Exercise details
Every record should be copied exactly, except that pictures are to be omitted.
▬▬▬▬▬▬
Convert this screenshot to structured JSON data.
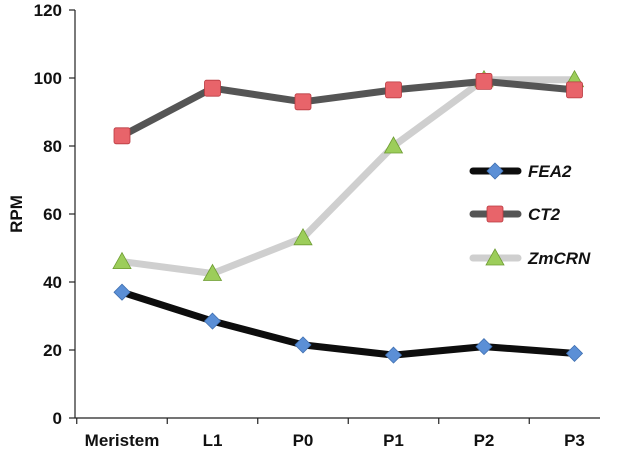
{
  "chart_data": {
    "type": "line",
    "categories": [
      "Meristem",
      "L1",
      "P0",
      "P1",
      "P2",
      "P3"
    ],
    "ylabel": "RPM",
    "xlabel": "",
    "ylim": [
      0,
      120
    ],
    "yticks": [
      0,
      20,
      40,
      60,
      80,
      100,
      120
    ],
    "grid": false,
    "legend_position": "right",
    "series": [
      {
        "name": "FEA2",
        "values": [
          37,
          28.5,
          21.5,
          18.5,
          21,
          19
        ],
        "line_color": "#0d0d0d",
        "marker": "diamond",
        "marker_color": "#5b8fd6"
      },
      {
        "name": "CT2",
        "values": [
          83,
          97,
          93,
          96.5,
          99,
          96.5
        ],
        "line_color": "#555555",
        "marker": "square",
        "marker_color": "#e8646a"
      },
      {
        "name": "ZmCRN",
        "values": [
          46,
          42.5,
          53,
          80,
          99.5,
          99.5
        ],
        "line_color": "#cfcfcf",
        "marker": "triangle",
        "marker_color": "#9ccd5a"
      }
    ]
  }
}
▬▬▬▬▬▬
Written response
Convert this screenshot to structured JSON data.
{
  "chart_data": {
    "type": "line",
    "categories": [
      "Meristem",
      "L1",
      "P0",
      "P1",
      "P2",
      "P3"
    ],
    "ylabel": "RPM",
    "xlabel": "",
    "ylim": [
      0,
      120
    ],
    "yticks": [
      0,
      20,
      40,
      60,
      80,
      100,
      120
    ],
    "grid": false,
    "legend_position": "right",
    "series": [
      {
        "name": "FEA2",
        "values": [
          37,
          28.5,
          21.5,
          18.5,
          21,
          19
        ],
        "line_color": "#0d0d0d",
        "marker": "diamond",
        "marker_color": "#5b8fd6"
      },
      {
        "name": "CT2",
        "values": [
          83,
          97,
          93,
          96.5,
          99,
          96.5
        ],
        "line_color": "#555555",
        "marker": "square",
        "marker_color": "#e8646a"
      },
      {
        "name": "ZmCRN",
        "values": [
          46,
          42.5,
          53,
          80,
          99.5,
          99.5
        ],
        "line_color": "#cfcfcf",
        "marker": "triangle",
        "marker_color": "#9ccd5a"
      }
    ]
  }
}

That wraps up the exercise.